Wherever the word "following" shows up in a line, please copy that line.
···
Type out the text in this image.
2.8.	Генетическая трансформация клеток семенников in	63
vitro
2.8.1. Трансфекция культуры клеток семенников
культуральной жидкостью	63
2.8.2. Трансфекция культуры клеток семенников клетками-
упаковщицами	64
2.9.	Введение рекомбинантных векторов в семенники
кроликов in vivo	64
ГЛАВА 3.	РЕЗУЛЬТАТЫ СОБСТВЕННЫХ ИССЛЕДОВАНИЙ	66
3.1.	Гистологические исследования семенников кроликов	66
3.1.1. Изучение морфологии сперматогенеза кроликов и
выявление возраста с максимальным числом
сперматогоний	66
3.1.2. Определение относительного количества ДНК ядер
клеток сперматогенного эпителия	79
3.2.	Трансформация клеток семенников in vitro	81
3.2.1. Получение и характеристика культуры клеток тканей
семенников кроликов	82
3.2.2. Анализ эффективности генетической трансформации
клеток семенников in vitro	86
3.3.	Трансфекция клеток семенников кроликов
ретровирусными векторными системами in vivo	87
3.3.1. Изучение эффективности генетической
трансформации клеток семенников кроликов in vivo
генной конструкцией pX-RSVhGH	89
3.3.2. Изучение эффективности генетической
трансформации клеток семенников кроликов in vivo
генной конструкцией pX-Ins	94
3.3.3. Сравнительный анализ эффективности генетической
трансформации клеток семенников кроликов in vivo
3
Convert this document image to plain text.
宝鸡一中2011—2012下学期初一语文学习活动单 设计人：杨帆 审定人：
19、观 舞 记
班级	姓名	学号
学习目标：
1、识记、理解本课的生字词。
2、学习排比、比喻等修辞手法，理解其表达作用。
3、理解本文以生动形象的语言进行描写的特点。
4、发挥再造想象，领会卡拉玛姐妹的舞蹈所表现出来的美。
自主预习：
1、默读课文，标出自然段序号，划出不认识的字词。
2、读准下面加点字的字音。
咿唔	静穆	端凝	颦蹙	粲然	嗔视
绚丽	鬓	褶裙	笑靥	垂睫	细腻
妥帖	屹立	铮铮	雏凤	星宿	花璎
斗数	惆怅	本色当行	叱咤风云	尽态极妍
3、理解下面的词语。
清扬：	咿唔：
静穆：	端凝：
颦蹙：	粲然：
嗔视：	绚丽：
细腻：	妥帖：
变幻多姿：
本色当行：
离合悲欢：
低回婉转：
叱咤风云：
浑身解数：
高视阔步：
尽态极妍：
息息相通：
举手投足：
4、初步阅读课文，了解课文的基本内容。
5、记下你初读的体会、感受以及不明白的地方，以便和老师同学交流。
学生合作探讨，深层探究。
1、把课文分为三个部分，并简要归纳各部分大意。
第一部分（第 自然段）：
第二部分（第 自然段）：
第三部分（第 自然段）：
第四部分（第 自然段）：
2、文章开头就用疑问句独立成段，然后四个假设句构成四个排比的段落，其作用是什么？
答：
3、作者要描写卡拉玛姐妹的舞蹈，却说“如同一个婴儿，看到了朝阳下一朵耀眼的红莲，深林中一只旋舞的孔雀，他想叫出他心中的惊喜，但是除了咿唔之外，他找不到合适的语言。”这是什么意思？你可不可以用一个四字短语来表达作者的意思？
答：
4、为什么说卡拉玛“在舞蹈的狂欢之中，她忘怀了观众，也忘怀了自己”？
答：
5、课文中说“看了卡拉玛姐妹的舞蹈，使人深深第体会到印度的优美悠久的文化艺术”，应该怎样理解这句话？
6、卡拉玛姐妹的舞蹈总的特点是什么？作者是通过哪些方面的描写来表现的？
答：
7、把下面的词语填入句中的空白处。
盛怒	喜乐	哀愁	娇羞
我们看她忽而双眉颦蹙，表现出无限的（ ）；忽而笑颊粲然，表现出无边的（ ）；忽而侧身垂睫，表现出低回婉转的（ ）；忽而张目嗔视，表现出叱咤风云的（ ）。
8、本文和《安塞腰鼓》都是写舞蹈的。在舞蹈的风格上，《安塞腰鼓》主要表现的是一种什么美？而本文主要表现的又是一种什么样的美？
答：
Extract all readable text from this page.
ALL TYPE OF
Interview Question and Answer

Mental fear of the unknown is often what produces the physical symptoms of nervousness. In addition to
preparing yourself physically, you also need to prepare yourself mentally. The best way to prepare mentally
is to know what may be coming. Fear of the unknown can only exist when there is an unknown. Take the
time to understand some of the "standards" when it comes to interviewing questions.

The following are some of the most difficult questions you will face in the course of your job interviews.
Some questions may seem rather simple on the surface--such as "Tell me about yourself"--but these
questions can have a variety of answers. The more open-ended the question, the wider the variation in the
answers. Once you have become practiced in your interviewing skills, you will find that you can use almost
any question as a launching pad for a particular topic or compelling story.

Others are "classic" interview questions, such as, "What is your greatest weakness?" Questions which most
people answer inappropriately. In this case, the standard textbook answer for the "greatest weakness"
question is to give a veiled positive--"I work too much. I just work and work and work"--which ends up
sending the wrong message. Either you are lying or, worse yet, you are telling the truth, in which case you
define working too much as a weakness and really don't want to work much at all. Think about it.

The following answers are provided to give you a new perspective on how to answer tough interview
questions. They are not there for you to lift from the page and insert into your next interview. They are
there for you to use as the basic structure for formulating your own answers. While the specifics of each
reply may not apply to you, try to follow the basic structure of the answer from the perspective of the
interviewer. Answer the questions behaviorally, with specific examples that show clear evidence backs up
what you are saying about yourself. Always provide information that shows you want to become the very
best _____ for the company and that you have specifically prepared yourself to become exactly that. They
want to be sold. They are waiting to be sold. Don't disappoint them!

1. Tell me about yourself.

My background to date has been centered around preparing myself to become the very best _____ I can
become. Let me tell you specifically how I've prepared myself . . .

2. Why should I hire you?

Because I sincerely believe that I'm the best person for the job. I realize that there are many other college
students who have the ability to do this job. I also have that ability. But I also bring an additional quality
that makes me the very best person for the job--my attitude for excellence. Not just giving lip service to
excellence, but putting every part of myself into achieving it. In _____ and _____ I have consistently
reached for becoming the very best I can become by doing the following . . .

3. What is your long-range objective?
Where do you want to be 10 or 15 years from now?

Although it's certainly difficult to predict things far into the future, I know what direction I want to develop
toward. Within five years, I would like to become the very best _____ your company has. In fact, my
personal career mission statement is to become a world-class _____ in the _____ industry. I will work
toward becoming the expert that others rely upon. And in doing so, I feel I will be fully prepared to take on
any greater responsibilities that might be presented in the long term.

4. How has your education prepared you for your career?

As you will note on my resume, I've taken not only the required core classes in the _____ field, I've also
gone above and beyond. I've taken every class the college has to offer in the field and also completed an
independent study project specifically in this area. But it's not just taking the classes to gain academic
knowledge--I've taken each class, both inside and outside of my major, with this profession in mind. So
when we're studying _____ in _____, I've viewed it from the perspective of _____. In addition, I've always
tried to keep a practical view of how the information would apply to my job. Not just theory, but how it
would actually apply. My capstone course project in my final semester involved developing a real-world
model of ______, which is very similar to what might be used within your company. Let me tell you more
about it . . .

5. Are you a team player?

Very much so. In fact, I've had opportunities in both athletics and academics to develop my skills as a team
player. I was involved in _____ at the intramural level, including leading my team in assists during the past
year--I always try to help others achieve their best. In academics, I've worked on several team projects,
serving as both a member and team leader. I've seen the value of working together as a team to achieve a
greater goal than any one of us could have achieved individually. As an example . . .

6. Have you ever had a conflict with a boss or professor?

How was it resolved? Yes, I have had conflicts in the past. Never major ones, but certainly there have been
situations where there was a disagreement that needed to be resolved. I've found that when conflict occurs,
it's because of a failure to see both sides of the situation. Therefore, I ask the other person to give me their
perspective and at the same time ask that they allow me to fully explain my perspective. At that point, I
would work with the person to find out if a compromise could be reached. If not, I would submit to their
···
→ Result of this task:
The following are some of the most difficult questions you will face in the course of your job interviews.
The following answers are provided to give you a new perspective on how to answer tough interview
reached for becoming the very best I can become by doing the following . . .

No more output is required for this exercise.